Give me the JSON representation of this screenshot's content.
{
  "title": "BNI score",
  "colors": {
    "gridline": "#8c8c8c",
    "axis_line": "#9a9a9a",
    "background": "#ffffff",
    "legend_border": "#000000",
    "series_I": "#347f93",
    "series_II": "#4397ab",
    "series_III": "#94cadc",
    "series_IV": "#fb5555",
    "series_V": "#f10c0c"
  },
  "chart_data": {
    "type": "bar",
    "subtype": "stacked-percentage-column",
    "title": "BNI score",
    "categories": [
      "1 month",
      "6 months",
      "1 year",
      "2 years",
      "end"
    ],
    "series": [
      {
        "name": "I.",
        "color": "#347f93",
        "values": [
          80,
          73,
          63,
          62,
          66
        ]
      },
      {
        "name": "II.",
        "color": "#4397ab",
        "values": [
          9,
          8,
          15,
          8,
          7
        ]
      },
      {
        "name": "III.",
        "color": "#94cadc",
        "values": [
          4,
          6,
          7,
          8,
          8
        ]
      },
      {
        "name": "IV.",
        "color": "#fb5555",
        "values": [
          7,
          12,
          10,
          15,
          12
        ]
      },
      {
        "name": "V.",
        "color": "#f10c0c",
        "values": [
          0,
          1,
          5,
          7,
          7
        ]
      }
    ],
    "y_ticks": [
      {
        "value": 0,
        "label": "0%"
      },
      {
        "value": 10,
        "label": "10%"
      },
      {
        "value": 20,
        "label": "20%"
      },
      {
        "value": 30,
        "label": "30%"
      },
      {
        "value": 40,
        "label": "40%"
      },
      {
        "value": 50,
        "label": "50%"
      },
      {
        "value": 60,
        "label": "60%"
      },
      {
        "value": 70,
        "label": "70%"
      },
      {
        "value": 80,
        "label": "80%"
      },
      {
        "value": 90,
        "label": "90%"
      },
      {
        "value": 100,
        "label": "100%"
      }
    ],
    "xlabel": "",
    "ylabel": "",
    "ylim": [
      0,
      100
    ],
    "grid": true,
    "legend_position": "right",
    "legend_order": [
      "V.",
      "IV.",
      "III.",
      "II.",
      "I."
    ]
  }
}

────────────────────────────────────────

Task description: Repeat all of the entries exactly.

Solution:
Give me the JSON representation of this screenshot's content.
{
  "title": "BNI score",
  "colors": {
    "gridline": "#8c8c8c",
    "axis_line": "#9a9a9a",
    "background": "#ffffff",
    "legend_border": "#000000",
    "series_I": "#347f93",
    "series_II": "#4397ab",
    "series_III": "#94cadc",
    "series_IV": "#fb5555",
    "series_V": "#f10c0c"
  },
  "chart_data": {
    "type": "bar",
    "subtype": "stacked-percentage-column",
    "title": "BNI score",
    "categories": [
      "1 month",
      "6 months",
      "1 year",
      "2 years",
      "end"
    ],
    "series": [
      {
        "name": "I.",
        "color": "#347f93",
        "values": [
          80,
          73,
          63,
          62,
          66
        ]
      },
      {
        "name": "II.",
        "color": "#4397ab",
        "values": [
          9,
          8,
          15,
          8,
          7
        ]
      },
      {
        "name": "III.",
        "color": "#94cadc",
        "values": [
          4,
          6,
          7,
          8,
          8
        ]
      },
      {
        "name": "IV.",
        "color": "#fb5555",
        "values": [
          7,
          12,
          10,
          15,
          12
        ]
      },
      {
        "name": "V.",
        "color": "#f10c0c",
        "values": [
          0,
          1,
          5,
          7,
          7
        ]
      }
    ],
    "y_ticks": [
      {
        "value": 0,
        "label": "0%"
      },
      {
        "value": 10,
        "label": "10%"
      },
      {
        "value": 20,
        "label": "20%"
      },
      {
        "value": 30,
        "label": "30%"
      },
      {
        "value": 40,
        "label": "40%"
      },
      {
        "value": 50,
        "label": "50%"
      },
      {
        "value": 60,
        "label": "60%"
      },
      {
        "value": 70,
        "label": "70%"
      },
      {
        "value": 80,
        "label": "80%"
      },
      {
        "value": 90,
        "label": "90%"
      },
      {
        "value": 100,
        "label": "100%"
      }
    ],
    "xlabel": "",
    "ylabel": "",
    "ylim": [
      0,
      100
    ],
    "grid": true,
    "legend_position": "right",
    "legend_order": [
      "V.",
      "IV.",
      "III.",
      "II.",
      "I."
    ]
  }
}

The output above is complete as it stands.